start
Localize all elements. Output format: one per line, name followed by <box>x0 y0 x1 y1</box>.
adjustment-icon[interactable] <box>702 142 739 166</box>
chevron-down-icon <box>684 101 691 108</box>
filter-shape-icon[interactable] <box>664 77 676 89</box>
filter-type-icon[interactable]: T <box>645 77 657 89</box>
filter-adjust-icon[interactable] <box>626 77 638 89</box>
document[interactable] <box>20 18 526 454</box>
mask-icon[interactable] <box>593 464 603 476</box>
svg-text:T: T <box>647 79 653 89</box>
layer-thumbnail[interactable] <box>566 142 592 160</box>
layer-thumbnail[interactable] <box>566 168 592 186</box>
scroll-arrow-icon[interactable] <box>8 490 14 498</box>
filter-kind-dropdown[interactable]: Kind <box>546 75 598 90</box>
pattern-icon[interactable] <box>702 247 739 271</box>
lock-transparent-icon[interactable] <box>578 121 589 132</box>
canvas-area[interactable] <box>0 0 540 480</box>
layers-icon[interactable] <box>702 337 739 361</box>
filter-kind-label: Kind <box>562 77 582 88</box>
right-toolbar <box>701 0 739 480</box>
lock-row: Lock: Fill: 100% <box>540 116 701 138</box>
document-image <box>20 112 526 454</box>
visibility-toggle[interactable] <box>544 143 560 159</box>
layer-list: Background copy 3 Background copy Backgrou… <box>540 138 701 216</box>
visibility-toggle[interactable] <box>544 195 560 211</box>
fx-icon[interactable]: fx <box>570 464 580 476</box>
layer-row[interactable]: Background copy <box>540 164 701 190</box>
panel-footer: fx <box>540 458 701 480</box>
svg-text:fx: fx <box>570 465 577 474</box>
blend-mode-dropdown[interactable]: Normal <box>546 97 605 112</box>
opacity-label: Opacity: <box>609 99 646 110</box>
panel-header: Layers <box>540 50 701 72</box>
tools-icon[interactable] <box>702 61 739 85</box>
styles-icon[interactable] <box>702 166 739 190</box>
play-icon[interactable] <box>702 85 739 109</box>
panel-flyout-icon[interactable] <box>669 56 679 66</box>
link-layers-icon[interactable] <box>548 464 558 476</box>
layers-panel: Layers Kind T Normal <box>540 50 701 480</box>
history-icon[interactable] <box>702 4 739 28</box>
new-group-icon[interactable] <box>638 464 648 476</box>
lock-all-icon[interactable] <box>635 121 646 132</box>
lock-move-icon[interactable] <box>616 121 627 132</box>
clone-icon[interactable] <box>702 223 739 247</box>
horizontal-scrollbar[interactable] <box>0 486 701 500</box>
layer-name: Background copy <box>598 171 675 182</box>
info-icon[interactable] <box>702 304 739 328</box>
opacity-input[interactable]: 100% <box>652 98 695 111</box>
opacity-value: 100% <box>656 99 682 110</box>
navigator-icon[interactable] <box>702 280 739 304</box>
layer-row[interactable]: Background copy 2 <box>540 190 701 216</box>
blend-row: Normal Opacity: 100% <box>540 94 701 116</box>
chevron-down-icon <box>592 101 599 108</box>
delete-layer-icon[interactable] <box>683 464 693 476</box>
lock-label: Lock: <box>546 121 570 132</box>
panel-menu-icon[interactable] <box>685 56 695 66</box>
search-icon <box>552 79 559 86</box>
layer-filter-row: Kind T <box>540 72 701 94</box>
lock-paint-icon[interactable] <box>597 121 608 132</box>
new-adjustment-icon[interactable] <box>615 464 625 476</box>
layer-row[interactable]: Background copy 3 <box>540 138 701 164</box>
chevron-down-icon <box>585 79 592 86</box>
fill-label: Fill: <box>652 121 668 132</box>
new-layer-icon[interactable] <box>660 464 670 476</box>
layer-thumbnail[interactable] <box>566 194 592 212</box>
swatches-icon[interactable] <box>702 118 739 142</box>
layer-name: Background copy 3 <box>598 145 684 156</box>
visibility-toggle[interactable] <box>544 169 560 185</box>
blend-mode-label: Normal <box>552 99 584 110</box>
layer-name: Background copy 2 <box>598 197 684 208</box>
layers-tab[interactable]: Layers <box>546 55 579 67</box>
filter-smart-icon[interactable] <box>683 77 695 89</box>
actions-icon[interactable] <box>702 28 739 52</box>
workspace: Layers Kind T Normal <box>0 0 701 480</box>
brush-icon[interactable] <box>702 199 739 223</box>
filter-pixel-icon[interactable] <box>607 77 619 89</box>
end
start
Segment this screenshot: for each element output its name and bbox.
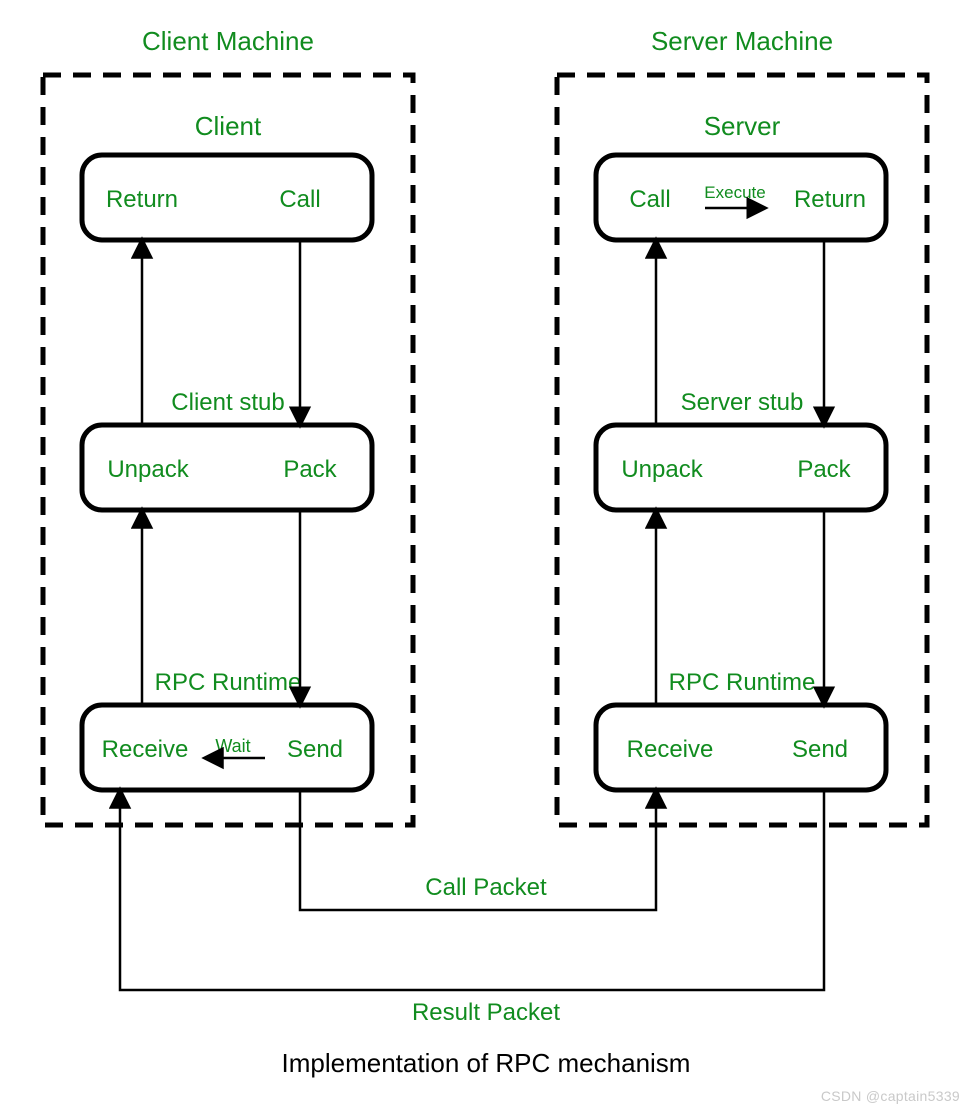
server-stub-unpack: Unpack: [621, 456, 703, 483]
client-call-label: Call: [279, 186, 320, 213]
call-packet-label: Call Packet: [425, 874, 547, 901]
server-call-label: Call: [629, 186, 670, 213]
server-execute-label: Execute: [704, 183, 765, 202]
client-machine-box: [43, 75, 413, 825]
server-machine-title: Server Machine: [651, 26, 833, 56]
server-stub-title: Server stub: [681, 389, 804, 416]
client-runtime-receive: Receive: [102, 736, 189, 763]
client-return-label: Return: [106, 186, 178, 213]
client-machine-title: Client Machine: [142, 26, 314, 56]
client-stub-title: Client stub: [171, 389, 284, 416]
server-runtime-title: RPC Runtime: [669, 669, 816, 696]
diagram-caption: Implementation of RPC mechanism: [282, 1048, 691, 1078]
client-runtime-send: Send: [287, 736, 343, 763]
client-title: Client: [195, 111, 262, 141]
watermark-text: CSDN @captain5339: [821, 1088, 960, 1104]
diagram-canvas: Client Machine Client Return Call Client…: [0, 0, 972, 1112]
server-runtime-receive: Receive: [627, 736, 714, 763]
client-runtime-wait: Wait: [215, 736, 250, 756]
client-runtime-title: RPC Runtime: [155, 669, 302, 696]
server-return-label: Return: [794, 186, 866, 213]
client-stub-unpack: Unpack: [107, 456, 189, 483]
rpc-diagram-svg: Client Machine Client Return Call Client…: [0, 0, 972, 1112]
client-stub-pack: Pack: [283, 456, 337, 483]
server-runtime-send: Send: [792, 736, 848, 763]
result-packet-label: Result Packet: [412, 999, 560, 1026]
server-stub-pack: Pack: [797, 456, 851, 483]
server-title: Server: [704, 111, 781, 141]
end
start
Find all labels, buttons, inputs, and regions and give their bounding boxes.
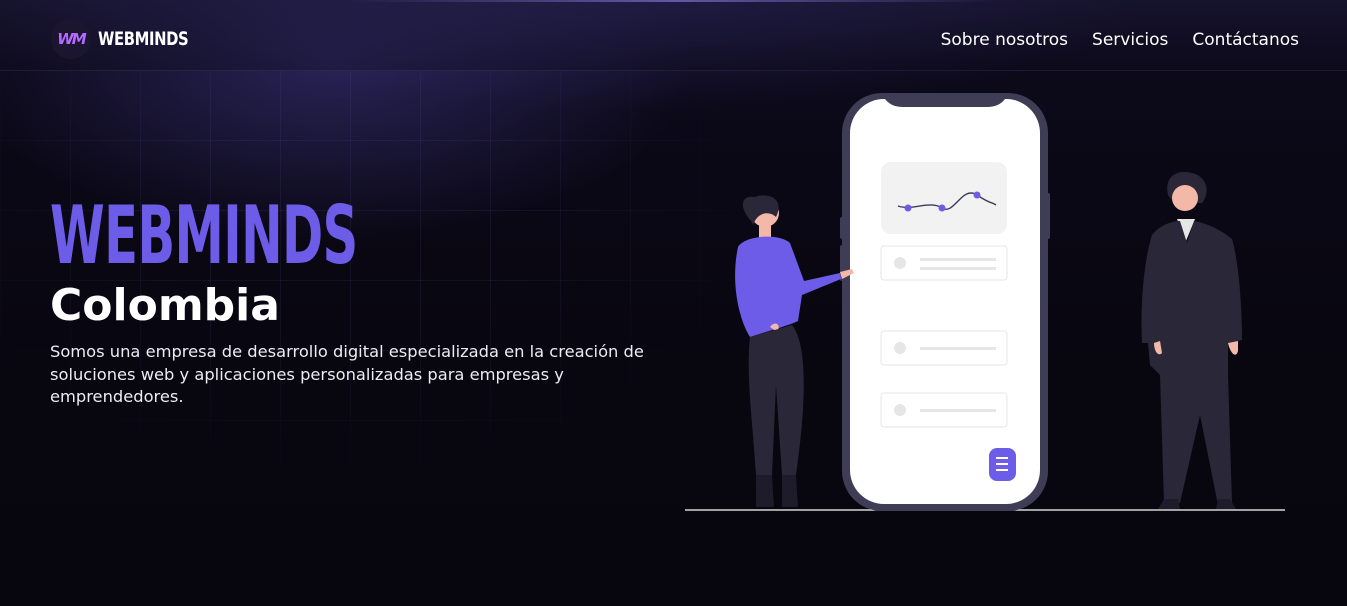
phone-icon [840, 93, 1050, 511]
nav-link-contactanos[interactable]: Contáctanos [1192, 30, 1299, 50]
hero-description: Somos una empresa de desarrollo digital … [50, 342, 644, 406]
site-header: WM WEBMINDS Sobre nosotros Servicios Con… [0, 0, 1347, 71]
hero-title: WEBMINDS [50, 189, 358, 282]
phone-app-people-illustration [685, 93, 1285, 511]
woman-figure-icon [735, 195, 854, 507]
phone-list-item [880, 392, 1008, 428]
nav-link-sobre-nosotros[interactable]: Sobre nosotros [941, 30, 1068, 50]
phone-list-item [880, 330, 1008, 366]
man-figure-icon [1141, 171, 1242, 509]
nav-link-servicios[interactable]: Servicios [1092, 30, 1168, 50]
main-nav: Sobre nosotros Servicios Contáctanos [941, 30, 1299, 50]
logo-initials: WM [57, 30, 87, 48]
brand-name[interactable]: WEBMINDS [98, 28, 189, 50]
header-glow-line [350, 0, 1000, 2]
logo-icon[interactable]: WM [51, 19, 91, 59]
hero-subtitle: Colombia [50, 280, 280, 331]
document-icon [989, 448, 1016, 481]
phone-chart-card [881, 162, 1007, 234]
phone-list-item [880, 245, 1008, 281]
end
Rewrite the listing lines starting at the line containing "Localize all elements." and ending at the line containing "svg-text:T: T <box>647 79 653 89</box>", replacing "filter-shape-icon" with "filter-vector-icon" and changing nothing else.

Localize all elements. Output format: one per line, name followed by <box>x0 y0 x1 y1</box>.
adjustment-icon[interactable] <box>702 142 739 166</box>
chevron-down-icon <box>684 101 691 108</box>
filter-vector-icon[interactable] <box>664 77 676 89</box>
filter-type-icon[interactable]: T <box>645 77 657 89</box>
filter-adjust-icon[interactable] <box>626 77 638 89</box>
document[interactable] <box>20 18 526 454</box>
mask-icon[interactable] <box>593 464 603 476</box>
svg-text:T: T <box>647 79 653 89</box>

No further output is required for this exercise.